Material for this exercise:
::::

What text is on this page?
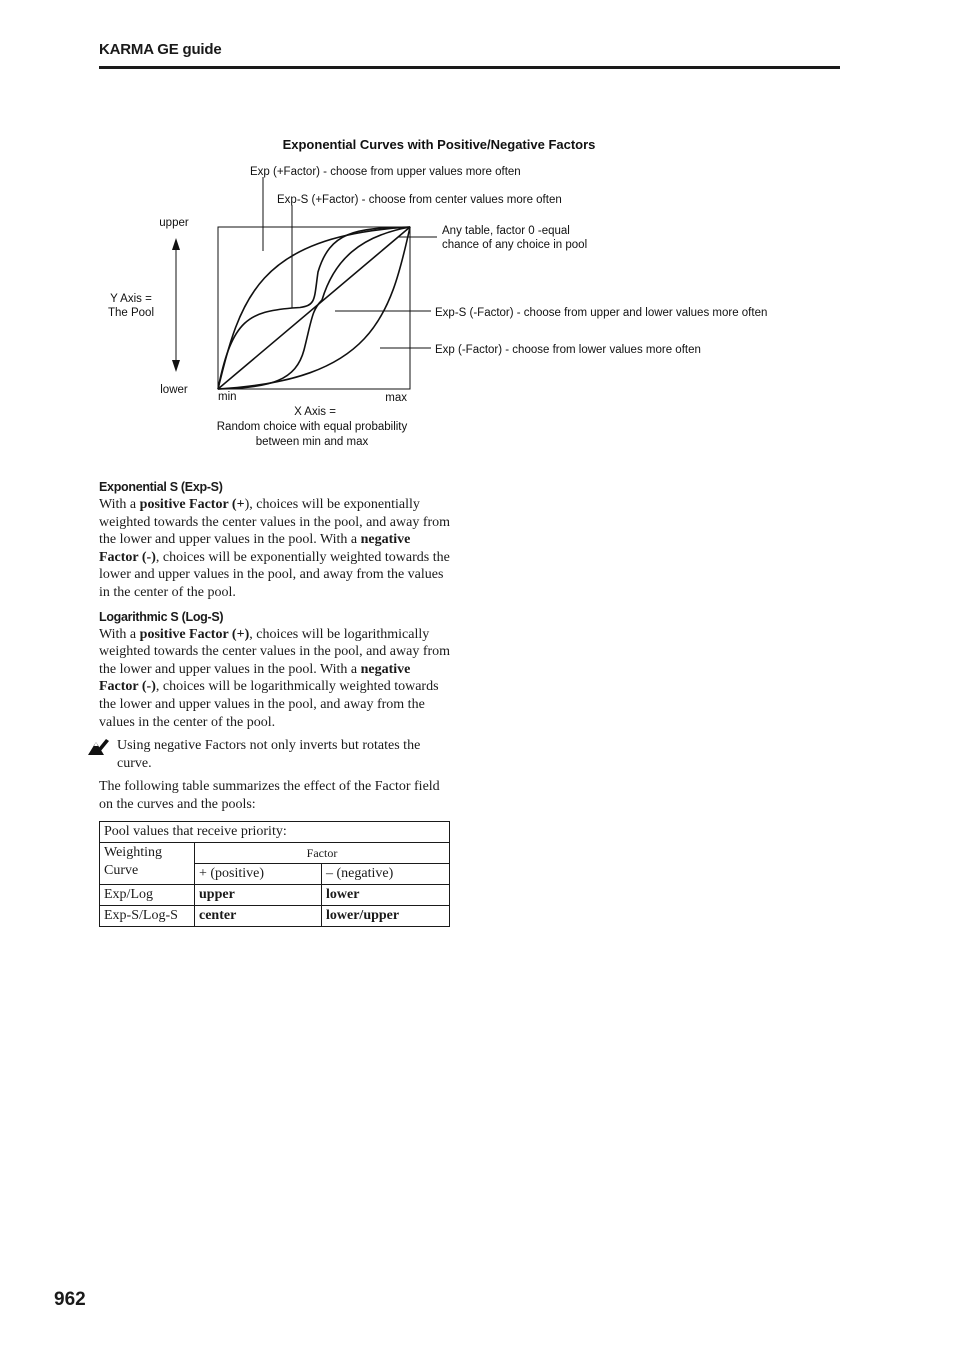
KARMA GE guide
Exponential Curves with Positive/Negative Factors
Exp (+Factor) - choose from upper values more often
Exp-S (+Factor) - choose from center values more often
Any table, factor 0 -equal
chance of any choice in pool
Exp-S (-Factor) - choose from upper and lower values more often
Exp (-Factor) - choose from lower values more often
upper
Y Axis =
The Pool
lower
min	max
X Axis =
Random choice with equal probability
between min and max
Exponential S (Exp-S)

With a positive Factor (+), choices will be exponentially weighted towards the center values in the pool, and away from the lower and upper values in the pool. With a negative Factor (-), choices will be exponentially weighted towards the lower and upper values in the pool, and away from the values in the center of the pool.

Logarithmic S (Log-S)

With a positive Factor (+), choices will be logarithmically weighted towards the center values in the pool, and away from the lower and upper values in the pool. With a negative Factor (-), choices will be logarithmically weighted towards the lower and upper values in the pool, and away from the values in the center of the pool.

Using negative Factors not only inverts but rotates the curve.

The following table summarizes the effect of the Factor field on the curves and the pools:

Pool values that receive priority:		
Weighting Curve	Factor	
	+ (positive)	– (negative)
Exp/Log	upper	lower
Exp-S/Log-S	center	lower/upper
962
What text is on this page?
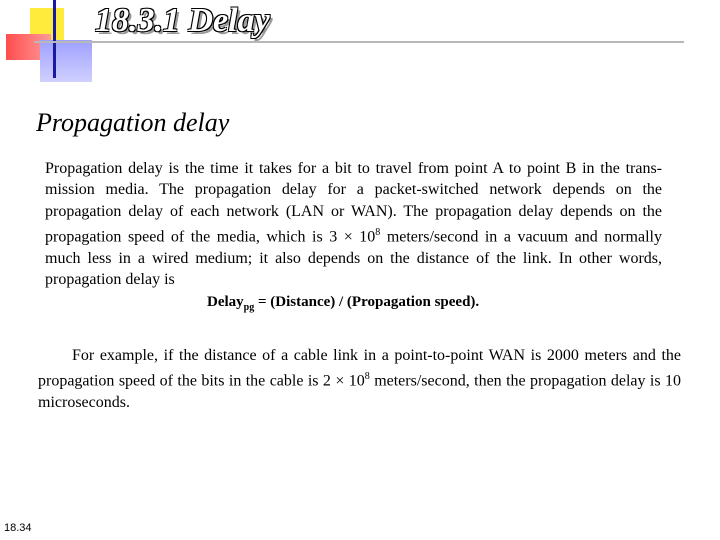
18.3.1 Delay
Propagation delay
Propagation delay is the time it takes for a bit to travel from point A to point B in the trans-mission media. The propagation delay for a packet-switched network depends on the propagation delay of each network (LAN or WAN). The propagation delay depends on the propagation speed of the media, which is $3 \times 10^8$ meters/second in a vacuum and normally much less in a wired medium; it also depends on the distance of the link. In other words, propagation delay is
Delay$_{pg}$ = (Distance) / (Propagation speed).
For example, if the distance of a cable link in a point-to-point WAN is 2000 meters and the propagation speed of the bits in the cable is $2 \times 10^8$ meters/second, then the propagation delay is 10 microseconds.
18.34
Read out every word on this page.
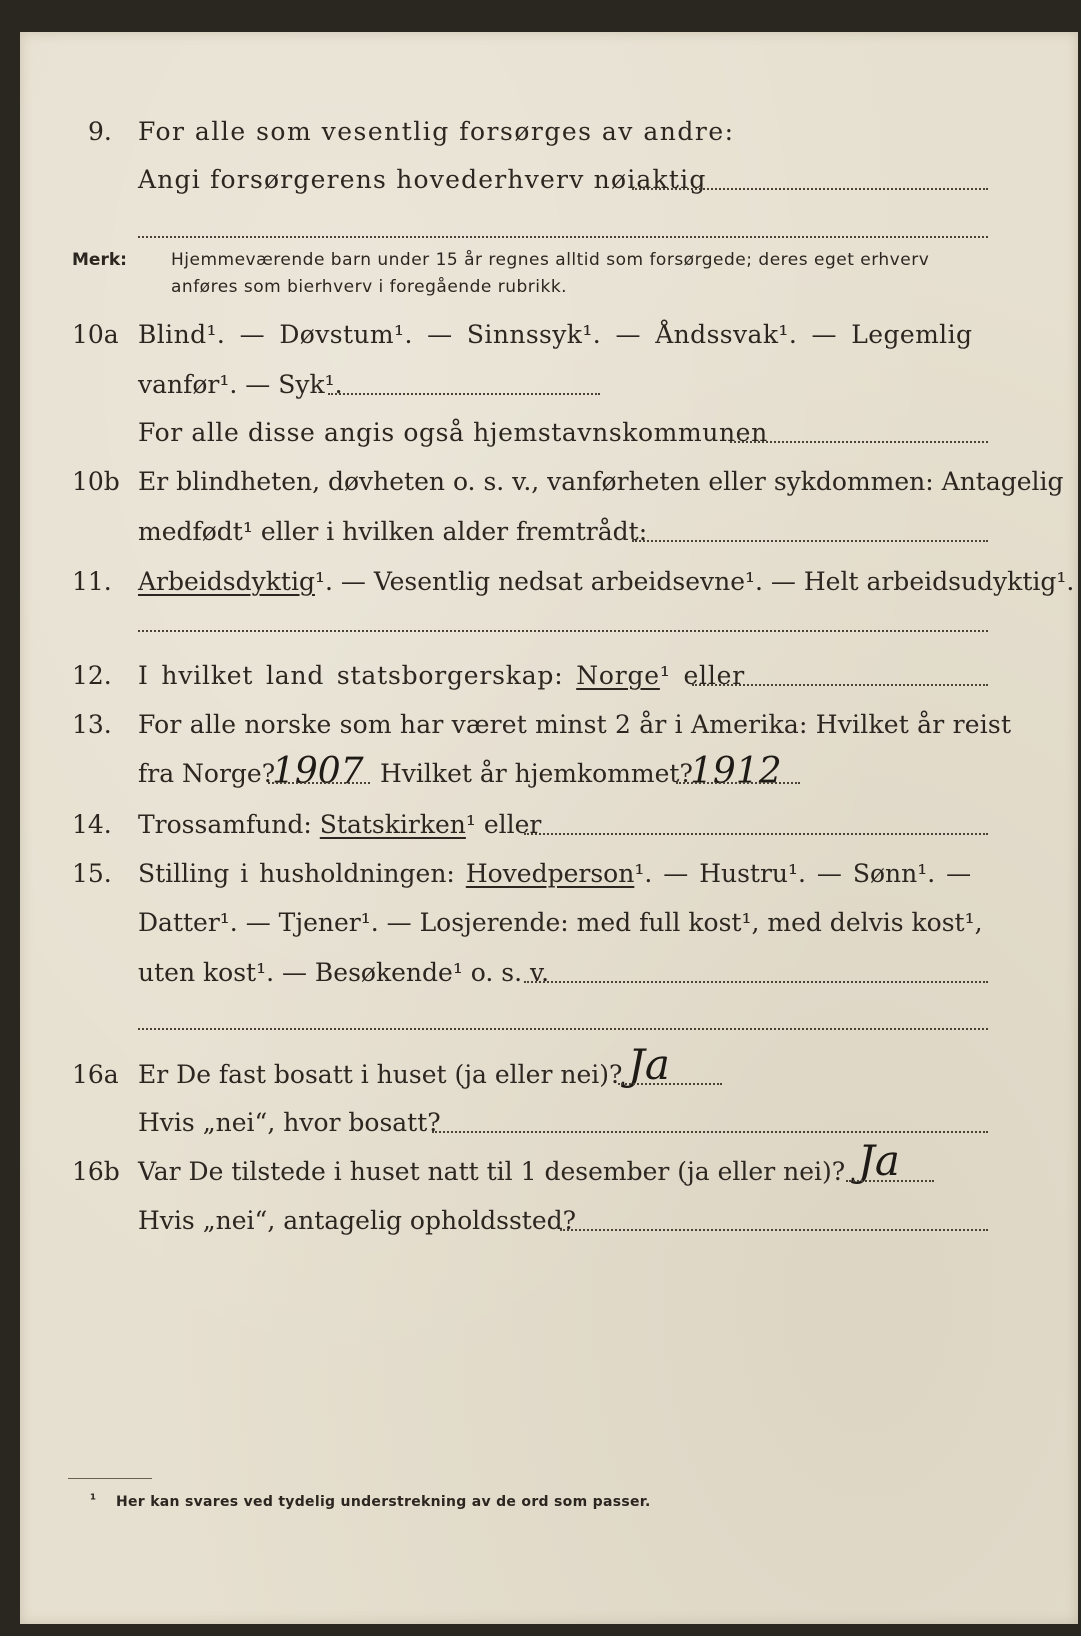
9. For alle som vesentlig forsørges av andre:
Angi forsørgerens hovederhverv nøiaktig
Merk:	Hjemmeværende barn under 15 år regnes alltid som forsørgede; deres eget erhverv
anføres som bierhverv i foregående rubrikk.
10a Blind¹. — Døvstum¹. — Sinnssyk¹. — Åndssvak¹. — Legemlig
vanfør¹. — Syk¹.
For alle disse angis også hjemstavnskommunen
10b Er blindheten, døvheten o. s. v., vanførheten eller sykdommen: Antagelig
medfødt¹ eller i hvilken alder fremtrådt:
11. Arbeidsdyktig¹. — Vesentlig nedsat arbeidsevne¹. — Helt arbeidsudyktig¹.
12. I hvilket land statsborgerskap: Norge¹ eller
13. For alle norske som har været minst 2 år i Amerika: Hvilket år reist
fra Norge?
1907 Hvilket år hjemkommet?
1912
14. Trossamfund: Statskirken¹ eller
15. Stilling i husholdningen: Hovedperson¹. — Hustru¹. — Sønn¹. —
Datter¹. — Tjener¹. — Losjerende: med full kost¹, med delvis kost¹,
uten kost¹. — Besøkende¹ o. s. v.
16a Er De fast bosatt i huset (ja eller nei)? Ja
Hvis „nei“, hvor bosatt?
16b Var De tilstede i huset natt til 1 desember (ja eller nei)? Ja
Hvis „nei“, antagelig opholdssted?
¹ Her kan svares ved tydelig understrekning av de ord som passer.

::::

Exercise instructions:
Return all of the data exactly as written, and drop the pictures.

Solution to this task:
What text is on this page?
KARMA GE guide
Exponential Curves with Positive/Negative Factors
Exp (+Factor) - choose from upper values more often
Exp-S (+Factor) - choose from center values more often
Any table, factor 0 -equal
chance of any choice in pool
Exp-S (-Factor) - choose from upper and lower values more often
Exp (-Factor) - choose from lower values more often
upper
Y Axis =
The Pool
lower
min	max
X Axis =
Random choice with equal probability
between min and max
Exponential S (Exp-S)

With a positive Factor (+), choices will be exponentially weighted towards the center values in the pool, and away from the lower and upper values in the pool. With a negative Factor (-), choices will be exponentially weighted towards the lower and upper values in the pool, and away from the values in the center of the pool.

Logarithmic S (Log-S)

With a positive Factor (+), choices will be logarithmically weighted towards the center values in the pool, and away from the lower and upper values in the pool. With a negative Factor (-), choices will be logarithmically weighted towards the lower and upper values in the pool, and away from the values in the center of the pool.

Using negative Factors not only inverts but rotates the curve.

The following table summarizes the effect of the Factor field on the curves and the pools:

Pool values that receive priority:		
Weighting Curve	Factor	
	+ (positive)	– (negative)
Exp/Log	upper	lower
Exp-S/Log-S	center	lower/upper
962
What text is on this page?
18.3.1 Delay
Propagation delay
Propagation delay is the time it takes for a bit to travel from point A to point B in the trans-mission media. The propagation delay for a packet-switched network depends on the propagation delay of each network (LAN or WAN). The propagation delay depends on the propagation speed of the media, which is $3 \times 10^8$ meters/second in a vacuum and normally much less in a wired medium; it also depends on the distance of the link. In other words, propagation delay is
Delay$_{pg}$ = (Distance) / (Propagation speed).
For example, if the distance of a cable link in a point-to-point WAN is 2000 meters and the propagation speed of the bits in the cable is $2 \times 10^8$ meters/second, then the propagation delay is 10 microseconds.
18.34
Read out every word on this page.
9. For alle som vesentlig forsørges av andre:
Angi forsørgerens hovederhverv nøiaktig
Merk:	Hjemmeværende barn under 15 år regnes alltid som forsørgede; deres eget erhverv
anføres som bierhverv i foregående rubrikk.
10a Blind¹. — Døvstum¹. — Sinnssyk¹. — Åndssvak¹. — Legemlig
vanfør¹. — Syk¹.
For alle disse angis også hjemstavnskommunen
10b Er blindheten, døvheten o. s. v., vanførheten eller sykdommen: Antagelig
medfødt¹ eller i hvilken alder fremtrådt:
11. Arbeidsdyktig¹. — Vesentlig nedsat arbeidsevne¹. — Helt arbeidsudyktig¹.
12. I hvilket land statsborgerskap: Norge¹ eller
13. For alle norske som har været minst 2 år i Amerika: Hvilket år reist
fra Norge?
1907 Hvilket år hjemkommet?
1912
14. Trossamfund: Statskirken¹ eller
15. Stilling i husholdningen: Hovedperson¹. — Hustru¹. — Sønn¹. —
Datter¹. — Tjener¹. — Losjerende: med full kost¹, med delvis kost¹,
uten kost¹. — Besøkende¹ o. s. v.
16a Er De fast bosatt i huset (ja eller nei)? Ja
Hvis „nei“, hvor bosatt?
16b Var De tilstede i huset natt til 1 desember (ja eller nei)? Ja
Hvis „nei“, antagelig opholdssted?
¹ Her kan svares ved tydelig understrekning av de ord som passer.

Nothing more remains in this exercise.